▶ **Sayfa alıntısı**:
= = = = =

Genel Tespitler
- AB içinde uluslararası taşımacılık operasyonları tamamen serbestleştirilmiştir.
- Lizbon Antlaşması AB'ye üçüncü ülkelerle anlaşmalar yapma rolünü vermişse de, bugüne kadar uluslararası karayolu taşımacılık anlaşmalarını yapma yetkisi genelde üye Devletlerin kendi yetki alanındadır.
- 2013 yılında Türkiye'nin ikili karayolu taşımacılık anlaşmasının olduğu 25 AB üye Devleti tarafından Türk karayolu taşımacılığı şirketlerine her türde toplam 961 bin 87 geçiş izni düzenlenmiştir. Bunların çoğu ikili ya da transit geçiş iznidir.
- Türk taşımacıları için süregelen başlıca sorun, bazı üye Devletler tarafından ücretsiz verilen transit geçiş izni arzının talebi karşılamamasıdır. Bazı üye Devletler için ikili geçiş izinleri yetersiz kalmaya devam etmektedir.
- 'Tam serbestleşme' sağlanması durumunda Türkiye ile AB arasındaki ticarette 3,5 milyar avroluk artış sağlanacaktır. Türkiye’nin AB’ye yapacağı ihracat 1,9 milyar Avro artarken, AB’nin Türkiye’ye ihracatında 1,6 milyar Avro yükseliş artış öngörülmektedir.

= = = = =

[Etiketli bölge kayıtları]
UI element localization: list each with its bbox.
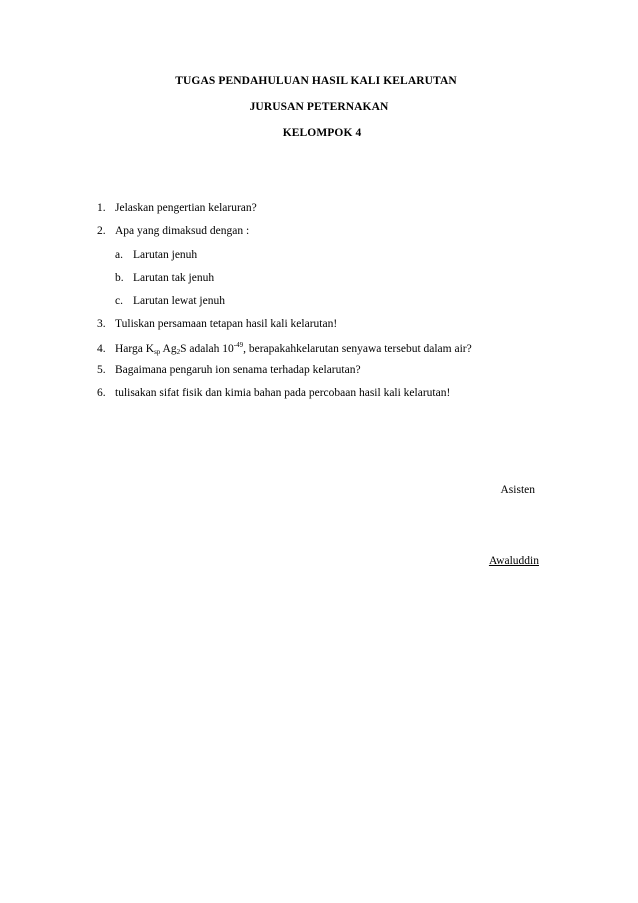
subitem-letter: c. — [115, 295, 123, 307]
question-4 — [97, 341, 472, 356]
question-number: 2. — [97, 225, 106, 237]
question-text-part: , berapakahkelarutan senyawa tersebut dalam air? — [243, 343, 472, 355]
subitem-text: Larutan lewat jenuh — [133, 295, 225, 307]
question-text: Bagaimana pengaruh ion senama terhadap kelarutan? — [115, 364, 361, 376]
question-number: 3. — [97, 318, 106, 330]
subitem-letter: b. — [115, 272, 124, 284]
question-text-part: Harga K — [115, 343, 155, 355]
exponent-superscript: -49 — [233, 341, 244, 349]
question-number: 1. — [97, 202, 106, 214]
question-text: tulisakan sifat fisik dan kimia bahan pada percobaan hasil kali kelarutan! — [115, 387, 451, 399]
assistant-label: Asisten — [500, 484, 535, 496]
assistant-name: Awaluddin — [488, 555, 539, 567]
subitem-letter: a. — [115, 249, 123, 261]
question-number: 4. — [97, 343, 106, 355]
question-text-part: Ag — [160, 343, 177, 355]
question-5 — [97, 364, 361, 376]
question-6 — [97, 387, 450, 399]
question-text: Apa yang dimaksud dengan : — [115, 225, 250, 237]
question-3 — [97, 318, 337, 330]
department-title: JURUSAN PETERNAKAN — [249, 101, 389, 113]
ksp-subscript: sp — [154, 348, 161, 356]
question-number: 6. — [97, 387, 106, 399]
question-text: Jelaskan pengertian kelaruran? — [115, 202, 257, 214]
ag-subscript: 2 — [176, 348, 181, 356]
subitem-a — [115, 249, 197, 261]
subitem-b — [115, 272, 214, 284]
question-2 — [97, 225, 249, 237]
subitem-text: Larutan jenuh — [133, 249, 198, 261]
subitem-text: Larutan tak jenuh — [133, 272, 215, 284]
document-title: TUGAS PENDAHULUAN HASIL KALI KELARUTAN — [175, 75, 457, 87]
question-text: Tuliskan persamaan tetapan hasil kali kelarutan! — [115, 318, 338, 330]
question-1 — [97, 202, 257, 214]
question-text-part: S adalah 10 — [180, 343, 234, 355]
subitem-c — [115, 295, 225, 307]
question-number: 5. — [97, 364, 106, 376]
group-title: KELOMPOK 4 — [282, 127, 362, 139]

= = = = =

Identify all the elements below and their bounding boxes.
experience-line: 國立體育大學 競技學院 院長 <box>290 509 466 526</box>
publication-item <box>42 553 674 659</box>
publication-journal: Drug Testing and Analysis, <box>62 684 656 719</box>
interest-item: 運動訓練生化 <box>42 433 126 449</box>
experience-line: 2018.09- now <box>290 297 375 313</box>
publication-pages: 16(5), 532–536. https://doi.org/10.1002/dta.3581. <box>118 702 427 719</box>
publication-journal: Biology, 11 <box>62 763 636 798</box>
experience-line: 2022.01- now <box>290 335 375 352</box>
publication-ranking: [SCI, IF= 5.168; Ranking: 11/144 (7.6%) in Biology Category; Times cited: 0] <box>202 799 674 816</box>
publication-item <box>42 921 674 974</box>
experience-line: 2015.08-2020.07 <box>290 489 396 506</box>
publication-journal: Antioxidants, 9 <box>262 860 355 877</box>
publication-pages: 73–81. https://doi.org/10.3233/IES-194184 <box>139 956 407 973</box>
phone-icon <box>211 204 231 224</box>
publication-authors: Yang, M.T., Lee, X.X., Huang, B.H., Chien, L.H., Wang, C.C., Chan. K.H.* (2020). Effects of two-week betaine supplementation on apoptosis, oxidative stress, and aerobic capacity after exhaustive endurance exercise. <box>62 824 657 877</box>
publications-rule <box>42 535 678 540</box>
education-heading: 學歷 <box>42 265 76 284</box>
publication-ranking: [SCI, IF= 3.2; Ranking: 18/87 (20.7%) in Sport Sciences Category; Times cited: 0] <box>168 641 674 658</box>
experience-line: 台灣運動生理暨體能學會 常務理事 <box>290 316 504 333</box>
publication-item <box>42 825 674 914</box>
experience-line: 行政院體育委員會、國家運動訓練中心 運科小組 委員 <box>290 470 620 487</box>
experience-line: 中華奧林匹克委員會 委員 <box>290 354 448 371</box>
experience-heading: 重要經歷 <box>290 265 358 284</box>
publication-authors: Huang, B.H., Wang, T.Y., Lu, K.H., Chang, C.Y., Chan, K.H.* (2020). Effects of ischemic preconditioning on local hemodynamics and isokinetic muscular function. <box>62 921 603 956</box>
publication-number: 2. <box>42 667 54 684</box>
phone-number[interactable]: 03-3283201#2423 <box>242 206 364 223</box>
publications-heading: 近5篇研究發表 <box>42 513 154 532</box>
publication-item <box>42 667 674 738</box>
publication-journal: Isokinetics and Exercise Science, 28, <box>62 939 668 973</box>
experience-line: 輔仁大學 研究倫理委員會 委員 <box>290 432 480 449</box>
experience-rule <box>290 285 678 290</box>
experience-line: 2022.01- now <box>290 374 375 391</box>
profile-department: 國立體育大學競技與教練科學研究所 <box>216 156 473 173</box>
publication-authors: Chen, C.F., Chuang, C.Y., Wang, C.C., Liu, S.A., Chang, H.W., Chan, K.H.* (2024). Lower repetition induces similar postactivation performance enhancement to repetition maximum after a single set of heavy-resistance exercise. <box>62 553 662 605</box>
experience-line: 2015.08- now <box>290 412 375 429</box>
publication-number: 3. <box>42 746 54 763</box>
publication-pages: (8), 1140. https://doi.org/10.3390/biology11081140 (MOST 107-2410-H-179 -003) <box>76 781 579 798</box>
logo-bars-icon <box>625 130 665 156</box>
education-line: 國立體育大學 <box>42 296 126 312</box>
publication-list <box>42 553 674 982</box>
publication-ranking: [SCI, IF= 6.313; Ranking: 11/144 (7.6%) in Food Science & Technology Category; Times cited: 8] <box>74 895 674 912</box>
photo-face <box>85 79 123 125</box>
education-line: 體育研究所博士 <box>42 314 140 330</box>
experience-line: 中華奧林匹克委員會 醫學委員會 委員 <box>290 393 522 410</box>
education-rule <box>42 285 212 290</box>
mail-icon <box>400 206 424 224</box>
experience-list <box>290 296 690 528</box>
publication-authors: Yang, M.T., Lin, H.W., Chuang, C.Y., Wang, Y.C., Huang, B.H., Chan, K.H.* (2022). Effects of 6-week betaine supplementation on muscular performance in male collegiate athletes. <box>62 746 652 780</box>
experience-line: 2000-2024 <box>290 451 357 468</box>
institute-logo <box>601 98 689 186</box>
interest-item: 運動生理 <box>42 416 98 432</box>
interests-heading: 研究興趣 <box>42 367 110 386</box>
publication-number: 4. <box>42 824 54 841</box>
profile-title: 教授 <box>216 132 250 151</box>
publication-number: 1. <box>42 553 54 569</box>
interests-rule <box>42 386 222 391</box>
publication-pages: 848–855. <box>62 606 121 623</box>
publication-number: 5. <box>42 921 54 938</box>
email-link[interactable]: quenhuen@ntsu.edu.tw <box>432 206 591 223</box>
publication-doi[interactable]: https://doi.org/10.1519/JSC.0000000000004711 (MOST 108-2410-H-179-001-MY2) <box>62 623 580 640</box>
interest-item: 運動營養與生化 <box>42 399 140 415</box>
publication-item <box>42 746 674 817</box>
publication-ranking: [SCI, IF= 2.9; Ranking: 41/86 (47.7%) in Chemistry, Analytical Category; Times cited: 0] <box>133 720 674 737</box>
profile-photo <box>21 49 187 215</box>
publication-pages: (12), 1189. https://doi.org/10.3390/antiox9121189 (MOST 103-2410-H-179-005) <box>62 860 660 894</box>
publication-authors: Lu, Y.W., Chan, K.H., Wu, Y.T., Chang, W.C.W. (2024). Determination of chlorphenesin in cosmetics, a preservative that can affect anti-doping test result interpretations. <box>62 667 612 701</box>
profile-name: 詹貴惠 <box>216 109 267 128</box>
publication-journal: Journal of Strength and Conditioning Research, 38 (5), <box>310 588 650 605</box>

= = = = =

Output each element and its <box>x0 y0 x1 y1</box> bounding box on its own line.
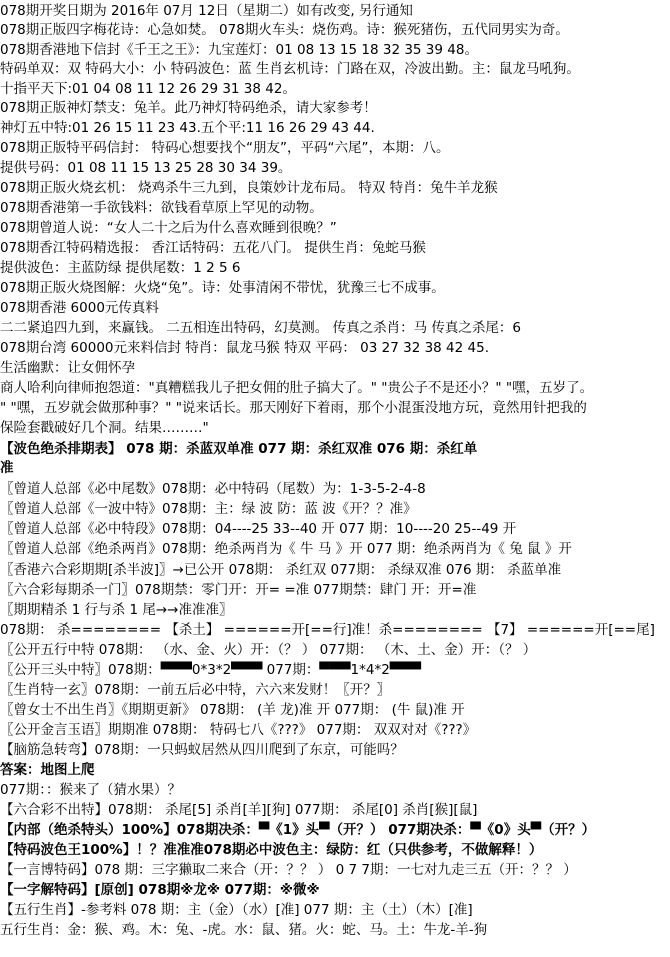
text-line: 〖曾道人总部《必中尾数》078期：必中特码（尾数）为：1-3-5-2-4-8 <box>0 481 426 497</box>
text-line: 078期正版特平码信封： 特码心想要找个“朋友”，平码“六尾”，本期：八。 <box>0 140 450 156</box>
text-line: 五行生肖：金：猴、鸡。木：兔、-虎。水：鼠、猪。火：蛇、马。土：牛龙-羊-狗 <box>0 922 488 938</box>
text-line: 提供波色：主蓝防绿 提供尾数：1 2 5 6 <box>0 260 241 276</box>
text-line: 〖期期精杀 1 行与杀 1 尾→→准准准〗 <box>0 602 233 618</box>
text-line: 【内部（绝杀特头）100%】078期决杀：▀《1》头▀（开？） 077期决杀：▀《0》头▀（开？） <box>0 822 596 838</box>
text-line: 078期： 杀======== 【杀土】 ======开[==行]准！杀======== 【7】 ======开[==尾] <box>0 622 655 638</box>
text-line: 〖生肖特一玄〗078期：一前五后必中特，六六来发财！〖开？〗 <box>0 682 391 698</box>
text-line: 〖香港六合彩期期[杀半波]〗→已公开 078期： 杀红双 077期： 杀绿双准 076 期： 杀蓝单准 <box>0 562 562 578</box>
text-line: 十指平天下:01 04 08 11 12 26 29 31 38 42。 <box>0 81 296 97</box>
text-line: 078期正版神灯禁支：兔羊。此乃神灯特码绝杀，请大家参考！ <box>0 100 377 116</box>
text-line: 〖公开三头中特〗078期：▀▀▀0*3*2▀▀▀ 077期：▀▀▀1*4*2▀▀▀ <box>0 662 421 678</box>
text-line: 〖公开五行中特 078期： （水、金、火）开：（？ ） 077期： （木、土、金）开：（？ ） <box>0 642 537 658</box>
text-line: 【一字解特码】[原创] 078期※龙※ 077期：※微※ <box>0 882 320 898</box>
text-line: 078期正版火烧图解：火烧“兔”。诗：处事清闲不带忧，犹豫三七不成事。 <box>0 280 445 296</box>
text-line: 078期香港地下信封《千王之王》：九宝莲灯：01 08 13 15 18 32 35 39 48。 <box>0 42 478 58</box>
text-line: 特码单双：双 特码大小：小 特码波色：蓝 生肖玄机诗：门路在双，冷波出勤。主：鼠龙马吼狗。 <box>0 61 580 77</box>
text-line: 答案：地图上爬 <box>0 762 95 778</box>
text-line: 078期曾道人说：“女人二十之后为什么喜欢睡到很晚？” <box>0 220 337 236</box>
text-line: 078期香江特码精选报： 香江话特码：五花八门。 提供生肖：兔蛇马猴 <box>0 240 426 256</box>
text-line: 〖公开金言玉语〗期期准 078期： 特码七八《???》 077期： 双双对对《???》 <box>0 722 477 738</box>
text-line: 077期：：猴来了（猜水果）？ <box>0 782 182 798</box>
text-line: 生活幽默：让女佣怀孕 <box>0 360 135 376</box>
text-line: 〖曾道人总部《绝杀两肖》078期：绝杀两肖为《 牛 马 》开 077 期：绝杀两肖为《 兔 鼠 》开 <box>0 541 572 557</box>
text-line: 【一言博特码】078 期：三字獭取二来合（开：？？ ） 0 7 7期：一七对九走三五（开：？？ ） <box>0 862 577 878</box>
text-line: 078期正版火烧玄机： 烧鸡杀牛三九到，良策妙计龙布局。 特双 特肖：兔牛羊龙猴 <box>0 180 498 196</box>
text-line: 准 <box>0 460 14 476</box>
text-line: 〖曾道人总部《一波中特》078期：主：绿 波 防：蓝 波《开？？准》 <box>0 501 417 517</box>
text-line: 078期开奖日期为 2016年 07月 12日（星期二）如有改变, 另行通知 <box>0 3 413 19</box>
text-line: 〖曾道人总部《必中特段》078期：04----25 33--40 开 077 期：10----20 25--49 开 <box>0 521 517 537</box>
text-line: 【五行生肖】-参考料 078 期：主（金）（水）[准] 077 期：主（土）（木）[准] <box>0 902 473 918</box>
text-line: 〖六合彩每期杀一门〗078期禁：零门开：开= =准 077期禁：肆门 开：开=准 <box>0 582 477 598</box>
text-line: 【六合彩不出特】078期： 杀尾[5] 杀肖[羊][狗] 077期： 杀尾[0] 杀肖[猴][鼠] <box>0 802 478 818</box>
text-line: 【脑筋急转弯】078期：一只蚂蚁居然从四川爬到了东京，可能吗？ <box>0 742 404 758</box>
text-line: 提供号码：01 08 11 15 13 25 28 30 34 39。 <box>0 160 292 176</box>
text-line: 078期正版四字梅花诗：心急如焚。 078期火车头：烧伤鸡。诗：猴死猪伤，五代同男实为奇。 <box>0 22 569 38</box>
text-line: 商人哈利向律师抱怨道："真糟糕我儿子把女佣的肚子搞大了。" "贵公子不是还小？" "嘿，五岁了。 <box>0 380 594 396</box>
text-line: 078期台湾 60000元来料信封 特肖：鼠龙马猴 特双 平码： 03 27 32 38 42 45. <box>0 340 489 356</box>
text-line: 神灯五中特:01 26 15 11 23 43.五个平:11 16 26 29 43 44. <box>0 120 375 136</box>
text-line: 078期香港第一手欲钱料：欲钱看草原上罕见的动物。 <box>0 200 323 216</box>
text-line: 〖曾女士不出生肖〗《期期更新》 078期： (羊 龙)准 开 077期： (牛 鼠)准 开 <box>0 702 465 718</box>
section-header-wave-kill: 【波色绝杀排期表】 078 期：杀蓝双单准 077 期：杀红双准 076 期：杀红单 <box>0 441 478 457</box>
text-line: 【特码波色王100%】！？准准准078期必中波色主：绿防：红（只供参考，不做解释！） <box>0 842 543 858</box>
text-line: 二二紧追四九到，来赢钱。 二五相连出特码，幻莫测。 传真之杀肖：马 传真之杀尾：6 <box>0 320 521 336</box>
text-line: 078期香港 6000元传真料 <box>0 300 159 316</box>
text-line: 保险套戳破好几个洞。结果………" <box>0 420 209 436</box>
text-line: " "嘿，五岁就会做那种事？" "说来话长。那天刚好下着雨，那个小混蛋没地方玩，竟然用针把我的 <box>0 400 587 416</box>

= = = = =

▶ **Görevler**:
**A.** AB ile Türkiye arasındaki karayolu taşımacılığı metnine göre aşağıdaki soruları yanıtlayın:
(i) 2013 yılında Türk karayolu taşımacılığı şirketlerine geçiş izni düzenleyen AB üye Devletlerinin sayısı kaçtır?
(ii) "Tam serbestleşme" sağlanırsa Türkiye ile AB arasındaki ticarette ne kadarlık artış olacaktır?
(iii) Bu durumda Türkiye'nin AB'ye yapacağı ihracat ne kadar artacaktır?
**B.** Karayolu taşımacılığı metninde "- 'Tam serbestleşme'" ifadesinden başlayıp "yükseliş artış öngörülmektedir." ifadesine kadar uzanan bölümün tamamını aynen yeniden yazın.
**C.** AB ile Türkiye arasındaki karayolu taşımacılığını ele alan metni son cümlesinden sonra sürdürün.
Kayıtların metinle hiçbir ilgisi yoktur.

▶ **Yazılı yanıtlar**:
**A.**
(i) 25
(ii) 3,5 milyar avro
(iii) 1,9 milyar avro

**B.**
- 'Tam serbestleşme' sağlanması durumunda Türkiye ile AB arasındaki ticarette 3,5 milyar avroluk artış sağlanacaktır. Türkiye’nin AB’ye yapacağı ihracat 1,9 milyar Avro artarken, AB’nin Türkiye’ye ihracatında 1,6 milyar Avro yükseliş artış öngörülmektedir.

**C.**
Giriş
Hâlihazırda, AB ile Türkiye arasında karayolu yük taşımacılığı hizmetleri, üye Devletler ile Türkiye arasında ikili hükümetler arası anlaşmalar ile düzenlenmektedir. Söz konusu anlaşmalar her iki tarafın taşımacılarına kota ve geçiş izni düzenlemeleri getirmektedir. Ancak, bu ikili hükümetler arası anlaşmalar, AB üye Devletleri ile Türkiye arasındaki karayolu taşımacılık hizmetlerine sınırlamalar ve maliyet yükü de getirmektedir. Bu anlaşmalar taşımacılık hizmetlerinin hangi koşullar altında yapılabileceğini ortaya koyarken ve özellikle de, taraf olan üye Devlet ile Türkiye arasındaki taşımacılık operasyonu için gerekli geçiş izinlerinin sayısını ve doğasını belirlemektedir. Geçiş izinleri çoğunlukla ilgili ulaştırma bakanlığı tarafından yönetilmekte ve özel gerekliliklere bağlı olarak düzenli bir temelde verilmektedir. Geçiş izni sistemi, taşımacılar için işlemlerinde kısıtlamalar ve idari yükler getirmektedir. Bu düzenlemelere bağlı ilave maliyetler pazara sunulan nihai tüketim mallarının fiyatlarına yansıtılmaktadır. Bu çalışmada, hâlihazırda AB ile Türkiye arasında Gümrük Birliğinin revizyonu hedefleyen görüşmeler çerçevesinde taşımacılık kotalarının kaldırılmasını öngören çeşitli senaryolar ve olası etkileri ele alınmaktadır.
İkili anlaşmalar ve ITF çok taraflı kota sistemi
AB içinde uluslararası taşımacılık operasyonları tamamen serbestleştirilmiştir. AB üye Devletleri arasındaki uluslararası karayolu taşımacılığında açık pazara erişimi ve ülke vatandaşı olmayanlar tarafından ulusal operasyonların gerçekleştirilmesini kısıtlayan pazara sınırlı erişimi (kabotaj) sağlayan uyumlaştırılmış ortak kurallar bulunmaktadır. Bunun tersi olarak, AB üye Devletleri ile üçüncü ülkeler arasındaki karayolu taşımacılık hizmetleri işlemleri çoğunlukla üye Devletler ile bu üçüncü ülkeler arasında imzalanan ikili hükümetler arası anlaşmalar ile düzenlenmektedir.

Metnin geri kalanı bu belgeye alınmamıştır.